# TEXT BLOCK
= Beginning of Section =

The present narrative review aims to summarize the current understanding of the short-term impact of CT exposure on the development of BD as well as the long-term clinical, cognitive and neurobiological consequences of CT on individuals with BD. The relevant literature was reviewed until August 1^st, 2020, using the search terms [(“child* abuse” OR “child* neglect” OR “child* trauma” OR “early abuse” OR “early trauma” OR “early neglect” OR “sexual abuse” OR “physical abuse” OR “emotional abuse” OR “family conflict” OR “childhood adversity” OR “early life stress”) AND (“bipolar” OR “mania” OR “manic” OR “hypomania” OR “hypomanic” OR “cyclothymia” OR “cyclothymic” OR “manic depress*”)] in Pubmed.

Childhood Trauma and Development of Bipolar Disorder

The onset of BD typically occurs in adolescence or early adulthood following subclinical symptoms,⁴⁷^,⁴⁸ likely due to the biological, psychological and social development youths experience, which culminate at approximately 16 to 30 years.⁴⁹ The identification of young people who are at an increased risk of developing BD is challenging. One obstacle is to define transdiagnostic risk markers related to the experience of CT as well as BD-specific markers.^50–52 Therefore, new research should investigate how CT may interact with other known risk factors or how it may mediate the risk of developing BD.

A plethora of studies provided evidence that CT plays a crucial role in the development of major mental health conditions, in addition to other environmental factors such as cannabis misuse and genetic risk markers.^53–58 The mechanistic processes leading from CT to the development of mental health problems remain unclear, although some genetic and psychological risk factors have been identified.⁴⁸^,⁵⁹^,⁶⁰ Most studies examined the relationship between the occurrence of CT and clinical characteristics of BD, including illness onset and chronicity in adulthood, with the majority using cross-sectional designs.¹¹ To better understand the role of CT as a risk factor for the development of BD, both cross-sectional and longitudinal studies have included young people who have experienced CT and show BD symptoms or who are at an increased risk of developing BD. Therefore, a developmental perspective is needed to better understand the onset of BD and to optimize early identification in young people. Here, we briefly summarize the most prominent vulnerability and neurodevelopmental hypotheses.

= End of Section =

# TASK ITEM
Reproduce the passage of the childhood trauma and bipolar disorder text from "The onset of BD typically" up to and including "the risk of developing BD.". You won't need the dataset entries for this.

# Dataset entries
= Beginning of Section =

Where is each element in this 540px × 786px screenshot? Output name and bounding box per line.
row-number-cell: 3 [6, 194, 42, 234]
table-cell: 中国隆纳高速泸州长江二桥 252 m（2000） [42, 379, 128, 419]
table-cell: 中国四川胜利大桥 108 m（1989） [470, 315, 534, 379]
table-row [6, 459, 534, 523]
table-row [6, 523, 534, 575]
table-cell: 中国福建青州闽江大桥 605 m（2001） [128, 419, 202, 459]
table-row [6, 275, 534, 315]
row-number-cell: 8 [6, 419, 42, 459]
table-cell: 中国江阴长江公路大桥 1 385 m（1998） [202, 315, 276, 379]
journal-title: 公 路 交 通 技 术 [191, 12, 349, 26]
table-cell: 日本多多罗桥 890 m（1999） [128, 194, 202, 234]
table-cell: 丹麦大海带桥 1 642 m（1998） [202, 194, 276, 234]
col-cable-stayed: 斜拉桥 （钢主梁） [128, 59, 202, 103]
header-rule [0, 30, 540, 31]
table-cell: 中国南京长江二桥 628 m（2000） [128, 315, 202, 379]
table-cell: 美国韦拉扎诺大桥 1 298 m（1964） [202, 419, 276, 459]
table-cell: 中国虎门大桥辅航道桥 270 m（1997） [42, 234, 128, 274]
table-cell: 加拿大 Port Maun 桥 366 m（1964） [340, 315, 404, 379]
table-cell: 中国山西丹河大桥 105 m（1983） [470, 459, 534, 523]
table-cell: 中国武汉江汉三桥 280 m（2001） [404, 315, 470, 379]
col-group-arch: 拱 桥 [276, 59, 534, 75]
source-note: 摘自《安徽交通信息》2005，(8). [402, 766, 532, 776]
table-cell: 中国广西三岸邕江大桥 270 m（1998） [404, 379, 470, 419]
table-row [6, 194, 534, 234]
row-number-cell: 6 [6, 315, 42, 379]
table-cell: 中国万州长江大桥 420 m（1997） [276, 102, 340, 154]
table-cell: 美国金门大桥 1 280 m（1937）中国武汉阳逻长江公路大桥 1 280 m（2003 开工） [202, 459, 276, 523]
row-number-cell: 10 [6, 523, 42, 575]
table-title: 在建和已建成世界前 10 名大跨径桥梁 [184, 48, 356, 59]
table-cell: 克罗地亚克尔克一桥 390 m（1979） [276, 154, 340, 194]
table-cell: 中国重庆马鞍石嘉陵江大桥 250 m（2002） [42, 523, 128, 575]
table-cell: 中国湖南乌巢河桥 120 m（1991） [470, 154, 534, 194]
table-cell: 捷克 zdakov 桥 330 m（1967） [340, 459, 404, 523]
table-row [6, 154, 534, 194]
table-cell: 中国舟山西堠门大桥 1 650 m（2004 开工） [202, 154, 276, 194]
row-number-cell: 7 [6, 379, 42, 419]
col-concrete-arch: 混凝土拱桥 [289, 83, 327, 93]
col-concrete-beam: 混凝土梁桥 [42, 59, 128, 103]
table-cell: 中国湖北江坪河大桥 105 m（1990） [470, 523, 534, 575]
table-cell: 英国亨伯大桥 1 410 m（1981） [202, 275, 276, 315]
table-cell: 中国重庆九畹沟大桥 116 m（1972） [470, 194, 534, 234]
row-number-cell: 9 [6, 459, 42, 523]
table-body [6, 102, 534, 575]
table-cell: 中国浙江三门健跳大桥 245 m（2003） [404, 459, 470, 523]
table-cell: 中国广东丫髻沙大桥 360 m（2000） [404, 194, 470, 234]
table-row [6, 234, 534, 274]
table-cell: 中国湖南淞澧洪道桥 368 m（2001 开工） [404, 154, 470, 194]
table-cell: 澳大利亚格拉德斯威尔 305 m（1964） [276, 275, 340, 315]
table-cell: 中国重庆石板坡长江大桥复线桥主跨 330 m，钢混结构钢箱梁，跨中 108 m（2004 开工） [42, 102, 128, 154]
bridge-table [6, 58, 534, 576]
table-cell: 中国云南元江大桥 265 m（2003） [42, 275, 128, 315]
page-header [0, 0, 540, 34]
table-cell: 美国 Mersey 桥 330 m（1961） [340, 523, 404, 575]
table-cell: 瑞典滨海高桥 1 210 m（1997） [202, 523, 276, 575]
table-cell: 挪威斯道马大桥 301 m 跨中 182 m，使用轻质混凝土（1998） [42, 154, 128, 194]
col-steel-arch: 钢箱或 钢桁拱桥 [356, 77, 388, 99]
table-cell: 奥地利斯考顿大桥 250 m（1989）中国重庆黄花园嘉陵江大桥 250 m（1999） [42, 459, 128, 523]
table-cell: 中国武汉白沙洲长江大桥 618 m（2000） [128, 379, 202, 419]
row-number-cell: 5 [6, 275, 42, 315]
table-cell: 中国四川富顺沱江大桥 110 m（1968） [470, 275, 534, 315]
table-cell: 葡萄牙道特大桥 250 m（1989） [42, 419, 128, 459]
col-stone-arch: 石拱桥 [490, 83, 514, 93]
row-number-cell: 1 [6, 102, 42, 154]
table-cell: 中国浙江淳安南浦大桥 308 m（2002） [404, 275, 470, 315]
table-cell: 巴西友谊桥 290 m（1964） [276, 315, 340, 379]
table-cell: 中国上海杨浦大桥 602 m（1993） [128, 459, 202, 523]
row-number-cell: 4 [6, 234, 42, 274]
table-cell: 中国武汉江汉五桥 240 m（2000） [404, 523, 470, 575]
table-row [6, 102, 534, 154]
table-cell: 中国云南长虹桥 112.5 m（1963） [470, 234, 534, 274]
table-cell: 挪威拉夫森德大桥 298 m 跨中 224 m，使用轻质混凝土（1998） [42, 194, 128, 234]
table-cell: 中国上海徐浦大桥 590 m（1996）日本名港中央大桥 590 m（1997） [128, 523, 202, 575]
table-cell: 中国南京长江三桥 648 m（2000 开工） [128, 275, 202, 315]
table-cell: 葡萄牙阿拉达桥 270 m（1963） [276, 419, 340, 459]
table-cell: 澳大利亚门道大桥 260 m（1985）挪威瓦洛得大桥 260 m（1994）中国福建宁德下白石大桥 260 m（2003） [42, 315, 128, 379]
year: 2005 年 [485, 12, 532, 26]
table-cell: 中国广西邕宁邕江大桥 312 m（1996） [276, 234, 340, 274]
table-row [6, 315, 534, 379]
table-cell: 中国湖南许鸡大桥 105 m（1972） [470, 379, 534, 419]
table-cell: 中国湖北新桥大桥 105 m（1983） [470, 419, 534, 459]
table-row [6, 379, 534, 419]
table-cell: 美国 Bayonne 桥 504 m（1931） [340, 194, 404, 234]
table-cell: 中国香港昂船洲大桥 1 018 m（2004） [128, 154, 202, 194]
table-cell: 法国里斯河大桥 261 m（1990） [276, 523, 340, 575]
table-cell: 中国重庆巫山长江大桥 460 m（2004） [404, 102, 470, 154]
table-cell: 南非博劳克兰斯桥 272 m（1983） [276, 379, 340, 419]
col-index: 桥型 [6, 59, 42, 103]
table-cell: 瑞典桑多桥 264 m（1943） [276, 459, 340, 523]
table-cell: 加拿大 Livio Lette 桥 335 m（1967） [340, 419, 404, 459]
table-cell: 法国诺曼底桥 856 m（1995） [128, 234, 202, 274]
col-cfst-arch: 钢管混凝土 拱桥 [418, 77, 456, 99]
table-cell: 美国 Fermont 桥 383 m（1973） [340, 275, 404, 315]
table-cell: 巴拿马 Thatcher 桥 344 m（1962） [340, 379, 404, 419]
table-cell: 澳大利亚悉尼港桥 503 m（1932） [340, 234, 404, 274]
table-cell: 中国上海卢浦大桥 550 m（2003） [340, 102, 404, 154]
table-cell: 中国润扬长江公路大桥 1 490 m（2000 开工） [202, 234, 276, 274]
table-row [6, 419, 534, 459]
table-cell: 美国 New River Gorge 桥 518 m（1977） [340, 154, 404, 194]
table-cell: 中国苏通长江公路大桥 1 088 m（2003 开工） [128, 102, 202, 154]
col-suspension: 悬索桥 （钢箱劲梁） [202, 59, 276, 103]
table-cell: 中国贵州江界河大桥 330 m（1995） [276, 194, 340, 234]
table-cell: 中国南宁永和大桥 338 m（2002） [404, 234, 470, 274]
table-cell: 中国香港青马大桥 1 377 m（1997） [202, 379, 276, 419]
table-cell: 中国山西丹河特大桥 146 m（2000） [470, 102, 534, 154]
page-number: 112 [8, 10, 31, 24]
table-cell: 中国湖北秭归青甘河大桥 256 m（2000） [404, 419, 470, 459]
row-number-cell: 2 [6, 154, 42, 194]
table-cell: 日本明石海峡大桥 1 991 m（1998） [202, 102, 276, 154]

= End of Section =

# PROBLEM SOLUTION
The onset of BD typically occurs in adolescence or early adulthood following subclinical symptoms,⁴⁷^,⁴⁸ likely due to the biological, psychological and social development youths experience, which culminate at approximately 16 to 30 years.⁴⁹ The identification of young people who are at an increased risk of developing BD is challenging. One obstacle is to define transdiagnostic risk markers related to the experience of CT as well as BD-specific markers.^50–52 Therefore, new research should investigate how CT may interact with other known risk factors or how it may mediate the risk of developing BD.